* [WHAT YOU ARE ASKED TO DO]:
Copy each entry as it stands, leaving nothing out.

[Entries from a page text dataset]
☆ ☆ ☆ ☆ ☆ ☆ ☆

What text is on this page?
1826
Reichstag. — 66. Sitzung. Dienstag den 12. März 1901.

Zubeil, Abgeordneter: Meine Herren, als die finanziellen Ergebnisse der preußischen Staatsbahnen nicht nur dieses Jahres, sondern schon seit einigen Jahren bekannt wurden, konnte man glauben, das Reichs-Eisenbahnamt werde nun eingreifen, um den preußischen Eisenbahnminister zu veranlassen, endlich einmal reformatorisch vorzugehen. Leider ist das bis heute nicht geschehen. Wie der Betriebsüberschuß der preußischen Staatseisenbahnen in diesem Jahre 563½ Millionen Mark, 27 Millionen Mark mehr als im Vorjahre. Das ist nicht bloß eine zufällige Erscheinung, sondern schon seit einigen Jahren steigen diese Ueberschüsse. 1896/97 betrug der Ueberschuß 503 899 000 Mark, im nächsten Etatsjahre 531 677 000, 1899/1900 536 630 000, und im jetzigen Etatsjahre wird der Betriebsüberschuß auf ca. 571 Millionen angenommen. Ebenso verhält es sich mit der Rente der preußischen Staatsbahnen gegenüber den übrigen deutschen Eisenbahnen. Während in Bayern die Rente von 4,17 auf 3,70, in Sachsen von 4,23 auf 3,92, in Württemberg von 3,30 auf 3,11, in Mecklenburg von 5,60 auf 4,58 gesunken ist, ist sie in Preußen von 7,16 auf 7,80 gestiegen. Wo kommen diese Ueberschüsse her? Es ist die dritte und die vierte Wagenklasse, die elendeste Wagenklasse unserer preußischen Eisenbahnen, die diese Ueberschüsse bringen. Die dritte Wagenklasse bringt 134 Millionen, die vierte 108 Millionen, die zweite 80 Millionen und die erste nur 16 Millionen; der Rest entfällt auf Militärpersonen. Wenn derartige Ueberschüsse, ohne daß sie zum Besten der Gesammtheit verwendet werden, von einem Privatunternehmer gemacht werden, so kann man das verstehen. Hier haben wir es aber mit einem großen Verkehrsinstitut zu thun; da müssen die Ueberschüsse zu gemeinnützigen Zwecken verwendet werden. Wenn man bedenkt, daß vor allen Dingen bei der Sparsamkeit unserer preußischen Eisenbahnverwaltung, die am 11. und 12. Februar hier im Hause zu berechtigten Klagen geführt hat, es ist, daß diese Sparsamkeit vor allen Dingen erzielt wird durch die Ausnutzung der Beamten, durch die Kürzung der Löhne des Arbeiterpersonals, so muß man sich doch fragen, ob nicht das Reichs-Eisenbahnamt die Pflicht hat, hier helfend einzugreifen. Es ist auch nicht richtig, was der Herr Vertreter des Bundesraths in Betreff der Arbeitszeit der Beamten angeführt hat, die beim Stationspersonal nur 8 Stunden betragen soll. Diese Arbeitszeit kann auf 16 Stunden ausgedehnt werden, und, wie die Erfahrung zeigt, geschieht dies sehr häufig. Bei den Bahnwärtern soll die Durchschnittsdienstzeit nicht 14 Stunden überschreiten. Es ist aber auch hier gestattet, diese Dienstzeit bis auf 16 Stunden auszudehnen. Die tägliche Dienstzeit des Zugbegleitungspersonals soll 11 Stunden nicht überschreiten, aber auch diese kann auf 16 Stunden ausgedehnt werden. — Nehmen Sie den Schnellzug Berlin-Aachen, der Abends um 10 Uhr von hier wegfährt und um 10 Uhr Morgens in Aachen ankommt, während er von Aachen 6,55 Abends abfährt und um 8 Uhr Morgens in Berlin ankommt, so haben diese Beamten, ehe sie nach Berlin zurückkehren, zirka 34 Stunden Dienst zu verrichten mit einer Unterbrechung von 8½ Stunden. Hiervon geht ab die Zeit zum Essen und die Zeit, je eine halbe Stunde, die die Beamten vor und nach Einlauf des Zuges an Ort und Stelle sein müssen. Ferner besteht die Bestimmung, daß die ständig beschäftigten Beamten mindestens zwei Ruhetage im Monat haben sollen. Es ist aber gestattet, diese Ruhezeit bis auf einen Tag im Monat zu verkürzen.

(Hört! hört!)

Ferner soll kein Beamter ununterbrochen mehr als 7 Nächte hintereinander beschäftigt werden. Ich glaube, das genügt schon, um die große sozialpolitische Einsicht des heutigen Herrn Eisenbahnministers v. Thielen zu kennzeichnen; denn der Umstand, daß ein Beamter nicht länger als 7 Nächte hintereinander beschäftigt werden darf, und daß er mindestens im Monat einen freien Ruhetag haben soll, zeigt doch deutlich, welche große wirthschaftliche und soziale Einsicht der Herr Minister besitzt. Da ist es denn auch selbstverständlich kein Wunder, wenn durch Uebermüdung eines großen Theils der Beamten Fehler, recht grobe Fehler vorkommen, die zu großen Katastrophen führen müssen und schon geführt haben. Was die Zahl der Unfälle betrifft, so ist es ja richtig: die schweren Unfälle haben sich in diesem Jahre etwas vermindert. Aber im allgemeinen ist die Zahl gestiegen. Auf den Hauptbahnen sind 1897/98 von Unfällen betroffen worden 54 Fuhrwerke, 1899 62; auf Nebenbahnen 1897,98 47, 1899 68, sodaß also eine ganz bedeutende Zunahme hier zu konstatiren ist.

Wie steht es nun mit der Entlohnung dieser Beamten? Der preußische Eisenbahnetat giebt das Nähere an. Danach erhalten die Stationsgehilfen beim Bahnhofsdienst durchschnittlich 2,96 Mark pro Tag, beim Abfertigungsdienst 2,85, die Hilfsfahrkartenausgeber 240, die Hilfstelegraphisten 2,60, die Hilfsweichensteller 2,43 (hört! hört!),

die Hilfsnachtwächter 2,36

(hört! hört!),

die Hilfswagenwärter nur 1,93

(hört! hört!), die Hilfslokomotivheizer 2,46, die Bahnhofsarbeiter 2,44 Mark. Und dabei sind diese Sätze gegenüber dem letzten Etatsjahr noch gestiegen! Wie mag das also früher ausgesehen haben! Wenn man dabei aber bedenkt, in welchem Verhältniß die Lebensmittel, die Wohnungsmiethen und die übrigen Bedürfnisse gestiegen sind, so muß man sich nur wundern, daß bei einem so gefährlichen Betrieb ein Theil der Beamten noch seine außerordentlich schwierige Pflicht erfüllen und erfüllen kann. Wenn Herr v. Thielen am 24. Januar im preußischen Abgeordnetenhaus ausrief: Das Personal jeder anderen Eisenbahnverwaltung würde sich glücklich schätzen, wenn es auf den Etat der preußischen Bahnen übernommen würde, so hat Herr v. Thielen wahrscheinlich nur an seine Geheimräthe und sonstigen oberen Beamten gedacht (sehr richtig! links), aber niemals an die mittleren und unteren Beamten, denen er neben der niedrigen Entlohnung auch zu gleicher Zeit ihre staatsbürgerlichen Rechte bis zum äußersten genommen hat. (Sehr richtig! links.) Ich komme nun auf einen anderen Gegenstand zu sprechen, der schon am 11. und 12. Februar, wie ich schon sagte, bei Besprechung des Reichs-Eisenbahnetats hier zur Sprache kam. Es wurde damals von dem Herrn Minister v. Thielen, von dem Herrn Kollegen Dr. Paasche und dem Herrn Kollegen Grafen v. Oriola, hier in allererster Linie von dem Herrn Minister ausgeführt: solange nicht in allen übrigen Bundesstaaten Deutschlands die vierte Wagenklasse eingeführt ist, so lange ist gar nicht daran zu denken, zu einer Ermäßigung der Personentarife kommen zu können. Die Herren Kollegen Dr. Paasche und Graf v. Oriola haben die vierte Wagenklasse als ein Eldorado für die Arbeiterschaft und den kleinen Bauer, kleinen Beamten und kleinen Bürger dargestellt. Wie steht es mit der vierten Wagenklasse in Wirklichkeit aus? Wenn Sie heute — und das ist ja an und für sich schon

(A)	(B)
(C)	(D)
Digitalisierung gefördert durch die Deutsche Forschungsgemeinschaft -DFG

☆ ☆ ☆ ☆ ☆ ☆ ☆

* [RESPONSE]:
What text is on this page?
1826
Reichstag. — 66. Sitzung. Dienstag den 12. März 1901.

Zubeil, Abgeordneter: Meine Herren, als die finanziellen Ergebnisse der preußischen Staatsbahnen nicht nur dieses Jahres, sondern schon seit einigen Jahren bekannt wurden, konnte man glauben, das Reichs-Eisenbahnamt werde nun eingreifen, um den preußischen Eisenbahnminister zu veranlassen, endlich einmal reformatorisch vorzugehen. Leider ist das bis heute nicht geschehen. Wie der Betriebsüberschuß der preußischen Staatseisenbahnen in diesem Jahre 563½ Millionen Mark, 27 Millionen Mark mehr als im Vorjahre. Das ist nicht bloß eine zufällige Erscheinung, sondern schon seit einigen Jahren steigen diese Ueberschüsse. 1896/97 betrug der Ueberschuß 503 899 000 Mark, im nächsten Etatsjahre 531 677 000, 1899/1900 536 630 000, und im jetzigen Etatsjahre wird der Betriebsüberschuß auf ca. 571 Millionen angenommen. Ebenso verhält es sich mit der Rente der preußischen Staatsbahnen gegenüber den übrigen deutschen Eisenbahnen. Während in Bayern die Rente von 4,17 auf 3,70, in Sachsen von 4,23 auf 3,92, in Württemberg von 3,30 auf 3,11, in Mecklenburg von 5,60 auf 4,58 gesunken ist, ist sie in Preußen von 7,16 auf 7,80 gestiegen. Wo kommen diese Ueberschüsse her? Es ist die dritte und die vierte Wagenklasse, die elendeste Wagenklasse unserer preußischen Eisenbahnen, die diese Ueberschüsse bringen. Die dritte Wagenklasse bringt 134 Millionen, die vierte 108 Millionen, die zweite 80 Millionen und die erste nur 16 Millionen; der Rest entfällt auf Militärpersonen. Wenn derartige Ueberschüsse, ohne daß sie zum Besten der Gesammtheit verwendet werden, von einem Privatunternehmer gemacht werden, so kann man das verstehen. Hier haben wir es aber mit einem großen Verkehrsinstitut zu thun; da müssen die Ueberschüsse zu gemeinnützigen Zwecken verwendet werden. Wenn man bedenkt, daß vor allen Dingen bei der Sparsamkeit unserer preußischen Eisenbahnverwaltung, die am 11. und 12. Februar hier im Hause zu berechtigten Klagen geführt hat, es ist, daß diese Sparsamkeit vor allen Dingen erzielt wird durch die Ausnutzung der Beamten, durch die Kürzung der Löhne des Arbeiterpersonals, so muß man sich doch fragen, ob nicht das Reichs-Eisenbahnamt die Pflicht hat, hier helfend einzugreifen. Es ist auch nicht richtig, was der Herr Vertreter des Bundesraths in Betreff der Arbeitszeit der Beamten angeführt hat, die beim Stationspersonal nur 8 Stunden betragen soll. Diese Arbeitszeit kann auf 16 Stunden ausgedehnt werden, und, wie die Erfahrung zeigt, geschieht dies sehr häufig. Bei den Bahnwärtern soll die Durchschnittsdienstzeit nicht 14 Stunden überschreiten. Es ist aber auch hier gestattet, diese Dienstzeit bis auf 16 Stunden auszudehnen. Die tägliche Dienstzeit des Zugbegleitungspersonals soll 11 Stunden nicht überschreiten, aber auch diese kann auf 16 Stunden ausgedehnt werden. — Nehmen Sie den Schnellzug Berlin-Aachen, der Abends um 10 Uhr von hier wegfährt und um 10 Uhr Morgens in Aachen ankommt, während er von Aachen 6,55 Abends abfährt und um 8 Uhr Morgens in Berlin ankommt, so haben diese Beamten, ehe sie nach Berlin zurückkehren, zirka 34 Stunden Dienst zu verrichten mit einer Unterbrechung von 8½ Stunden. Hiervon geht ab die Zeit zum Essen und die Zeit, je eine halbe Stunde, die die Beamten vor und nach Einlauf des Zuges an Ort und Stelle sein müssen. Ferner besteht die Bestimmung, daß die ständig beschäftigten Beamten mindestens zwei Ruhetage im Monat haben sollen. Es ist aber gestattet, diese Ruhezeit bis auf einen Tag im Monat zu verkürzen.

(Hört! hört!)

Ferner soll kein Beamter ununterbrochen mehr als 7 Nächte hintereinander beschäftigt werden. Ich glaube, das genügt schon, um die große sozialpolitische Einsicht des heutigen Herrn Eisenbahnministers v. Thielen zu kennzeichnen; denn der Umstand, daß ein Beamter nicht länger als 7 Nächte hintereinander beschäftigt werden darf, und daß er mindestens im Monat einen freien Ruhetag haben soll, zeigt doch deutlich, welche große wirthschaftliche und soziale Einsicht der Herr Minister besitzt. Da ist es denn auch selbstverständlich kein Wunder, wenn durch Uebermüdung eines großen Theils der Beamten Fehler, recht grobe Fehler vorkommen, die zu großen Katastrophen führen müssen und schon geführt haben. Was die Zahl der Unfälle betrifft, so ist es ja richtig: die schweren Unfälle haben sich in diesem Jahre etwas vermindert. Aber im allgemeinen ist die Zahl gestiegen. Auf den Hauptbahnen sind 1897/98 von Unfällen betroffen worden 54 Fuhrwerke, 1899 62; auf Nebenbahnen 1897,98 47, 1899 68, sodaß also eine ganz bedeutende Zunahme hier zu konstatiren ist.

Wie steht es nun mit der Entlohnung dieser Beamten? Der preußische Eisenbahnetat giebt das Nähere an. Danach erhalten die Stationsgehilfen beim Bahnhofsdienst durchschnittlich 2,96 Mark pro Tag, beim Abfertigungsdienst 2,85, die Hilfsfahrkartenausgeber 240, die Hilfstelegraphisten 2,60, die Hilfsweichensteller 2,43 (hört! hört!),

die Hilfsnachtwächter 2,36

(hört! hört!),

die Hilfswagenwärter nur 1,93

(hört! hört!), die Hilfslokomotivheizer 2,46, die Bahnhofsarbeiter 2,44 Mark. Und dabei sind diese Sätze gegenüber dem letzten Etatsjahr noch gestiegen! Wie mag das also früher ausgesehen haben! Wenn man dabei aber bedenkt, in welchem Verhältniß die Lebensmittel, die Wohnungsmiethen und die übrigen Bedürfnisse gestiegen sind, so muß man sich nur wundern, daß bei einem so gefährlichen Betrieb ein Theil der Beamten noch seine außerordentlich schwierige Pflicht erfüllen und erfüllen kann. Wenn Herr v. Thielen am 24. Januar im preußischen Abgeordnetenhaus ausrief: Das Personal jeder anderen Eisenbahnverwaltung würde sich glücklich schätzen, wenn es auf den Etat der preußischen Bahnen übernommen würde, so hat Herr v. Thielen wahrscheinlich nur an seine Geheimräthe und sonstigen oberen Beamten gedacht (sehr richtig! links), aber niemals an die mittleren und unteren Beamten, denen er neben der niedrigen Entlohnung auch zu gleicher Zeit ihre staatsbürgerlichen Rechte bis zum äußersten genommen hat. (Sehr richtig! links.) Ich komme nun auf einen anderen Gegenstand zu sprechen, der schon am 11. und 12. Februar, wie ich schon sagte, bei Besprechung des Reichs-Eisenbahnetats hier zur Sprache kam. Es wurde damals von dem Herrn Minister v. Thielen, von dem Herrn Kollegen Dr. Paasche und dem Herrn Kollegen Grafen v. Oriola, hier in allererster Linie von dem Herrn Minister ausgeführt: solange nicht in allen übrigen Bundesstaaten Deutschlands die vierte Wagenklasse eingeführt ist, so lange ist gar nicht daran zu denken, zu einer Ermäßigung der Personentarife kommen zu können. Die Herren Kollegen Dr. Paasche und Graf v. Oriola haben die vierte Wagenklasse als ein Eldorado für die Arbeiterschaft und den kleinen Bauer, kleinen Beamten und kleinen Bürger dargestellt. Wie steht es mit der vierten Wagenklasse in Wirklichkeit aus? Wenn Sie heute — und das ist ja an und für sich schon

(A)	(B)
(C)	(D)
Digitalisierung gefördert durch die Deutsche Forschungsgemeinschaft -DFG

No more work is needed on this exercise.